--- RAW RECORDS ---
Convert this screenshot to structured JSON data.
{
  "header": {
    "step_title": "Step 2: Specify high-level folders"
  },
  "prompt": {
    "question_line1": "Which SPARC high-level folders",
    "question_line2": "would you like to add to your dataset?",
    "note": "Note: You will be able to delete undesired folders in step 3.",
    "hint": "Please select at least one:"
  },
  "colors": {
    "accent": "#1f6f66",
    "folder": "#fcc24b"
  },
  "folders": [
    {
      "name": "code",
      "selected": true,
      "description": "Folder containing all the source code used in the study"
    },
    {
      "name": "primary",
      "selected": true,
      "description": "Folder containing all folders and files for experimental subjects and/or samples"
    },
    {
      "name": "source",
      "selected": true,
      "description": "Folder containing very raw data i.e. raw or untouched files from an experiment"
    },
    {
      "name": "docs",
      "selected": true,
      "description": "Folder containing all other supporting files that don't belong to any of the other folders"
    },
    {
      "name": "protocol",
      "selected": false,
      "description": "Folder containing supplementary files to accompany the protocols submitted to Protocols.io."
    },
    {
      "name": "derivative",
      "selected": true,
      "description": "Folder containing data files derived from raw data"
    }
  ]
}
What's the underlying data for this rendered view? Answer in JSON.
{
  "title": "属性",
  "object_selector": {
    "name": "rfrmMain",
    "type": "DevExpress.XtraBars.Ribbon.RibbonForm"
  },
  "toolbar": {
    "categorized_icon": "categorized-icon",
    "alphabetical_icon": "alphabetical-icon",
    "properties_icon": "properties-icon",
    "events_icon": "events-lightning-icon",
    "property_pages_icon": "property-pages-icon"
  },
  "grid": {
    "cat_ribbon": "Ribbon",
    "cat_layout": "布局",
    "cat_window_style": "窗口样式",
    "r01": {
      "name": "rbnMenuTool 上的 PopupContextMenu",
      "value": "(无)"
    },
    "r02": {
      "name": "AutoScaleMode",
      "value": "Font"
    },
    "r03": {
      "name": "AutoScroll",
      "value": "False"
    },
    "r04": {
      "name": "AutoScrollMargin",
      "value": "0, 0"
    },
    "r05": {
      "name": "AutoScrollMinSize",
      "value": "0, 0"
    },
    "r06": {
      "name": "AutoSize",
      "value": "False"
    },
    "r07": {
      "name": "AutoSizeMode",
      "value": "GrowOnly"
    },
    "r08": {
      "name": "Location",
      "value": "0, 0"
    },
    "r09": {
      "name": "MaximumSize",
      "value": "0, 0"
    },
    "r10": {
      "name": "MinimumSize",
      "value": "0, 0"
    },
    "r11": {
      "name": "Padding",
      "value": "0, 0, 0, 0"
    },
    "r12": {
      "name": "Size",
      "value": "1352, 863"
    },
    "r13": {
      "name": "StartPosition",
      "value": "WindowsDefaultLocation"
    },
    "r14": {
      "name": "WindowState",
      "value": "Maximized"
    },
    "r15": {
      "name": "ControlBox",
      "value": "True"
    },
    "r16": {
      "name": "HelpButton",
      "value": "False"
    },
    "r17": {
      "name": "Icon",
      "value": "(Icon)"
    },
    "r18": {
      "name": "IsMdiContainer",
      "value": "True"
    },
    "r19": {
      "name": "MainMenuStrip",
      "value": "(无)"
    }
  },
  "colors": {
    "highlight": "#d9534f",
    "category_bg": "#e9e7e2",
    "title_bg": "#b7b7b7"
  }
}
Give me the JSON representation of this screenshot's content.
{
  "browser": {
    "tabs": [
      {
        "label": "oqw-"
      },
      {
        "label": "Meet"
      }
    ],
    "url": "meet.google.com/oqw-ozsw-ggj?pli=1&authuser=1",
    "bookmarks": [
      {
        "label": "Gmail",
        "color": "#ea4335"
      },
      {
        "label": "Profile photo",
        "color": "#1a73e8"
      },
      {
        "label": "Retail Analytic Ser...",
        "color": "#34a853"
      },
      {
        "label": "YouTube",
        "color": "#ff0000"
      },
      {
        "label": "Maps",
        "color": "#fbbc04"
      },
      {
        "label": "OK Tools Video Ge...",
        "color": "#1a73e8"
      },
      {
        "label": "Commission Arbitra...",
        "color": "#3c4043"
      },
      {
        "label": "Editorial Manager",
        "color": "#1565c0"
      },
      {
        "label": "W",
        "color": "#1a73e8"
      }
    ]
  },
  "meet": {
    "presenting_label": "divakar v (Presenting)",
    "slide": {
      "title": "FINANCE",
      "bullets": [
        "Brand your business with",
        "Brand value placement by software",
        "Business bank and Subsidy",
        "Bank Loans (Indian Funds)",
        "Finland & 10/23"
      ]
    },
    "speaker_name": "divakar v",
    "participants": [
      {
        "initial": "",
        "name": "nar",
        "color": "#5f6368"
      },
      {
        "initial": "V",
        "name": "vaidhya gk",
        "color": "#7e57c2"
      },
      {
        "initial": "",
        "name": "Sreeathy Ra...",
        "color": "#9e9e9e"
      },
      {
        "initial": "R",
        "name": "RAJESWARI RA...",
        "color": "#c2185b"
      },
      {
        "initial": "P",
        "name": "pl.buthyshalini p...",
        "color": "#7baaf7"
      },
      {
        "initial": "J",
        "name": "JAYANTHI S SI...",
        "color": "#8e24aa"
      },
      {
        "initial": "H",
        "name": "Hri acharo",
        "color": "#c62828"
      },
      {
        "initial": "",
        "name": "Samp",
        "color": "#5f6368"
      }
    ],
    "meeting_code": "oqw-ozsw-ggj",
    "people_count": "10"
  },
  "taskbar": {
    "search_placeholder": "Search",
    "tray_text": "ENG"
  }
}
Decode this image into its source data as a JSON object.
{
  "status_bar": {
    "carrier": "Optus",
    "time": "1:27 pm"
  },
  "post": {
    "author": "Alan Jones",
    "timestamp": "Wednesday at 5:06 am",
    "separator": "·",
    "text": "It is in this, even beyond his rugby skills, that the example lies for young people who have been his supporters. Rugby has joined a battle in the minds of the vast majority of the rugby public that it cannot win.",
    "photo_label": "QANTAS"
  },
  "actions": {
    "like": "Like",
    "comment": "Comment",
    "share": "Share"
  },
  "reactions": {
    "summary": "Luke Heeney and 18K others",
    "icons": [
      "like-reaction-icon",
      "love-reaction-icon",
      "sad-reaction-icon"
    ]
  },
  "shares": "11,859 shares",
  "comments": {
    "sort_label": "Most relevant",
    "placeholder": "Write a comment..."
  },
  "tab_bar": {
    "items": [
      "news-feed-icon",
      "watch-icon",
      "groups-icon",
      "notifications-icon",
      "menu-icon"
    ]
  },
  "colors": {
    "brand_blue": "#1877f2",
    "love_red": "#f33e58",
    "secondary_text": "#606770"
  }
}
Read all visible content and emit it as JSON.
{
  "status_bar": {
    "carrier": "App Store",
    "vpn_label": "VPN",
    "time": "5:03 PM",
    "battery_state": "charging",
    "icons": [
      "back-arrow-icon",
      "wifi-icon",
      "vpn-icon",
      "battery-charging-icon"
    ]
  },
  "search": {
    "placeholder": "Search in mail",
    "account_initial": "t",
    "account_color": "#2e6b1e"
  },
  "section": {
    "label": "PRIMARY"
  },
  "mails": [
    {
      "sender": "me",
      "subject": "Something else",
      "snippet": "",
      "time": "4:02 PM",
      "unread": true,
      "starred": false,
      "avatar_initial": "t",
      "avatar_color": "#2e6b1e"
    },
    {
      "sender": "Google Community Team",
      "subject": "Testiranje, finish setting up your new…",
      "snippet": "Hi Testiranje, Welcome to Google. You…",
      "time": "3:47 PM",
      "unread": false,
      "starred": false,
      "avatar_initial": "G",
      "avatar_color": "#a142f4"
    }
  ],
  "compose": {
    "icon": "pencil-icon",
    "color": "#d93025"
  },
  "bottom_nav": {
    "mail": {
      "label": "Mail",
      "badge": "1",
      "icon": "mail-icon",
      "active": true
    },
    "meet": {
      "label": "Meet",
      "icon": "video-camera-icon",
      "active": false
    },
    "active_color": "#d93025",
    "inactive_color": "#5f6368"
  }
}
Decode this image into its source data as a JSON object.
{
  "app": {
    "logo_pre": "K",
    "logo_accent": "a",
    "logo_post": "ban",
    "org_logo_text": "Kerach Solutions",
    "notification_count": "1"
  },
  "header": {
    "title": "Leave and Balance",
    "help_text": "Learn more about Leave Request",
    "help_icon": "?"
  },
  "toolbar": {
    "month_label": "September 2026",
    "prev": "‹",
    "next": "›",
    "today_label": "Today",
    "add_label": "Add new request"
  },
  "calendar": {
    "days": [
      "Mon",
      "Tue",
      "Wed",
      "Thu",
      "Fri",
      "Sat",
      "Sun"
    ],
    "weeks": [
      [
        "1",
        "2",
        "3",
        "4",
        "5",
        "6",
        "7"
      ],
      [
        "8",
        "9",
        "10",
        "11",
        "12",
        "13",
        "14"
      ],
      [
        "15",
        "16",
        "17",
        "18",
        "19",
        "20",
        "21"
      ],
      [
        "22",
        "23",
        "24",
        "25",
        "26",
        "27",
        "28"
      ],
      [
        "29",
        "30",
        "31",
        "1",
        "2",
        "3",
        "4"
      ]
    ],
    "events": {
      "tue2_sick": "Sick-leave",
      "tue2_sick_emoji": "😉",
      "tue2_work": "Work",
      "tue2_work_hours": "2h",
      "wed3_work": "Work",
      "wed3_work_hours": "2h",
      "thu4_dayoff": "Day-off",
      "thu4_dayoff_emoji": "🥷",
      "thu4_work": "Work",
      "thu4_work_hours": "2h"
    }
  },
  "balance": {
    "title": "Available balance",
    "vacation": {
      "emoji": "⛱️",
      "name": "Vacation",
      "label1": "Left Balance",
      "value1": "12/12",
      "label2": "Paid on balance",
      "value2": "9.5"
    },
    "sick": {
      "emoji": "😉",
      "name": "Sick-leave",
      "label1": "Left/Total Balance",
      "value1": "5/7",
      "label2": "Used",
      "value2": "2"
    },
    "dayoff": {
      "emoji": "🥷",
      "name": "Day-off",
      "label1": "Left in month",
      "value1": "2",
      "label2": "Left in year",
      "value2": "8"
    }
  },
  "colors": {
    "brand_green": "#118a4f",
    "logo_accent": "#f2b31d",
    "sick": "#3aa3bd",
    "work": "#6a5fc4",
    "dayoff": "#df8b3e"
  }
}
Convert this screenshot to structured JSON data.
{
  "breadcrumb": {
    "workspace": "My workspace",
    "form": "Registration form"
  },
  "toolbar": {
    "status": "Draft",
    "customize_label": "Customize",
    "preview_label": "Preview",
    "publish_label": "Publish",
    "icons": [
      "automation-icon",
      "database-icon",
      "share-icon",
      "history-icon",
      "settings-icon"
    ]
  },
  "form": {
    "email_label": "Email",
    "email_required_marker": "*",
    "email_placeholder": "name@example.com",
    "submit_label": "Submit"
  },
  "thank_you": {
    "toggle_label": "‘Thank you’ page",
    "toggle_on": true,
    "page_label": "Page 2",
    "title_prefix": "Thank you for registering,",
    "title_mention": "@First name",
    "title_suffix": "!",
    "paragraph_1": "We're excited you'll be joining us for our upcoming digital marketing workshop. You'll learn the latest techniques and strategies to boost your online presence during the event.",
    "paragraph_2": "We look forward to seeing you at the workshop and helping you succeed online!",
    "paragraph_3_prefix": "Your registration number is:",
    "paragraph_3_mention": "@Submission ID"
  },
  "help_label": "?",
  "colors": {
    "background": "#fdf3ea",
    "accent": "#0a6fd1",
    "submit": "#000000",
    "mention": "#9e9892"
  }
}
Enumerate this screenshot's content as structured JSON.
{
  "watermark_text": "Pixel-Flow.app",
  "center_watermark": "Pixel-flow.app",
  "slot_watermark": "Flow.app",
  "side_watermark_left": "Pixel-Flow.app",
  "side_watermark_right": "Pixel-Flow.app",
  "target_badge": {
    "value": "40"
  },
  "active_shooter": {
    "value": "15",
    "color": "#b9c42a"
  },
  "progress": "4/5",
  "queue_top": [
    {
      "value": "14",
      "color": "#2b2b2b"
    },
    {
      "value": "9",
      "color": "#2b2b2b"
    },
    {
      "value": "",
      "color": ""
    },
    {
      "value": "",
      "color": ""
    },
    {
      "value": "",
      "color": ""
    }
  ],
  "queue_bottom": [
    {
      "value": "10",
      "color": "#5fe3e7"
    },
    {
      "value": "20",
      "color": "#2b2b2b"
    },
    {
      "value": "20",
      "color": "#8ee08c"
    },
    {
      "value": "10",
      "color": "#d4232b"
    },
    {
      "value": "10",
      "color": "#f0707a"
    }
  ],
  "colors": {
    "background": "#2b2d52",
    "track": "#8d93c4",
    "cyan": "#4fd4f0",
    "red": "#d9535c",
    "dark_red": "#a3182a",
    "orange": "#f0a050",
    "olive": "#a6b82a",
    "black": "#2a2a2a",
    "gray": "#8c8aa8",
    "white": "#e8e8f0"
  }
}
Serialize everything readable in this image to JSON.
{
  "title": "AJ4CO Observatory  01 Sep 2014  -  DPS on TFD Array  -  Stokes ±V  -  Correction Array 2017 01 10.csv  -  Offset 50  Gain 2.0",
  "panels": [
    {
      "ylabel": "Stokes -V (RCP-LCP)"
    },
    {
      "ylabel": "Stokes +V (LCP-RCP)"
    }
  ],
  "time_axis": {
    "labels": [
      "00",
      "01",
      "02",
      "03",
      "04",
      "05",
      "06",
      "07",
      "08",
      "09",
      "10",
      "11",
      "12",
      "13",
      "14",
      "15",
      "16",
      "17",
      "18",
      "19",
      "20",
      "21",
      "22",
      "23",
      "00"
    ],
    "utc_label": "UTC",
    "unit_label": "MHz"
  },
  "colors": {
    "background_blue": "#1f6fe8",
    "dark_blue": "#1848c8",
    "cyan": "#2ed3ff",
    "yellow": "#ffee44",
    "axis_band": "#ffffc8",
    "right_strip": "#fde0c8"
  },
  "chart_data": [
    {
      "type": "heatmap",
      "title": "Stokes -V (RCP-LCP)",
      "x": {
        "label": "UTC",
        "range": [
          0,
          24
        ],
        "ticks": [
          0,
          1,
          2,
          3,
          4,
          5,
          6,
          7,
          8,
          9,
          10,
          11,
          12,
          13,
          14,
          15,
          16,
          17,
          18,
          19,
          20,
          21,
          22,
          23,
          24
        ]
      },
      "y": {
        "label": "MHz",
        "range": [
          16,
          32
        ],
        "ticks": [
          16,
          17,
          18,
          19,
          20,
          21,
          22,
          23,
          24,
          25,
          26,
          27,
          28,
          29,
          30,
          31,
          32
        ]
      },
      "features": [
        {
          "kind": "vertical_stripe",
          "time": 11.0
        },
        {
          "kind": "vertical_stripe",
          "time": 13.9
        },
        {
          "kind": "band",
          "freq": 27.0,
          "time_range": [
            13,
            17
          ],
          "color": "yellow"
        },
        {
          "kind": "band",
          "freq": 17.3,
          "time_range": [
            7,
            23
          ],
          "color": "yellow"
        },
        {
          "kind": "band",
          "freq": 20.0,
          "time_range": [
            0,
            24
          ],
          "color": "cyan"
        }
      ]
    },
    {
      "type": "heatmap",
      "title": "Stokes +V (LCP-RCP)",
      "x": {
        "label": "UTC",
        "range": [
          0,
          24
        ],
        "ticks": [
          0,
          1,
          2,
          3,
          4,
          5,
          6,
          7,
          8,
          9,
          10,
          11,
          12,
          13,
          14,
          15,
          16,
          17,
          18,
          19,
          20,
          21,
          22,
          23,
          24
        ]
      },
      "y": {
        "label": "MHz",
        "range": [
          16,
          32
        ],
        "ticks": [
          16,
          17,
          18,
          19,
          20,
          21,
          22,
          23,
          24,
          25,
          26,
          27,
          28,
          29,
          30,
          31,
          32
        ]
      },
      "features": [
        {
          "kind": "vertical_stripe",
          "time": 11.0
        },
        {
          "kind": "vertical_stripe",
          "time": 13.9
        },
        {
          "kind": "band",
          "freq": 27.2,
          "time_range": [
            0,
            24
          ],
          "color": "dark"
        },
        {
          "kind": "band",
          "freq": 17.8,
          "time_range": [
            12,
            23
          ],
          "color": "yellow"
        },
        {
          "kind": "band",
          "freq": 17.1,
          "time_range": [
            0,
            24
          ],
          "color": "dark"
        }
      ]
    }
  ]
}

--- EXERCISE DESCRIPTION ---
Look for the word "Pixel" in every line of the listing and copy the lines that have it.

--- RESULT OF THE TASK ---
  "watermark_text": "Pixel-Flow.app",
  "center_watermark": "Pixel-flow.app",
  "side_watermark_left": "Pixel-Flow.app",
  "side_watermark_right": "Pixel-Flow.app",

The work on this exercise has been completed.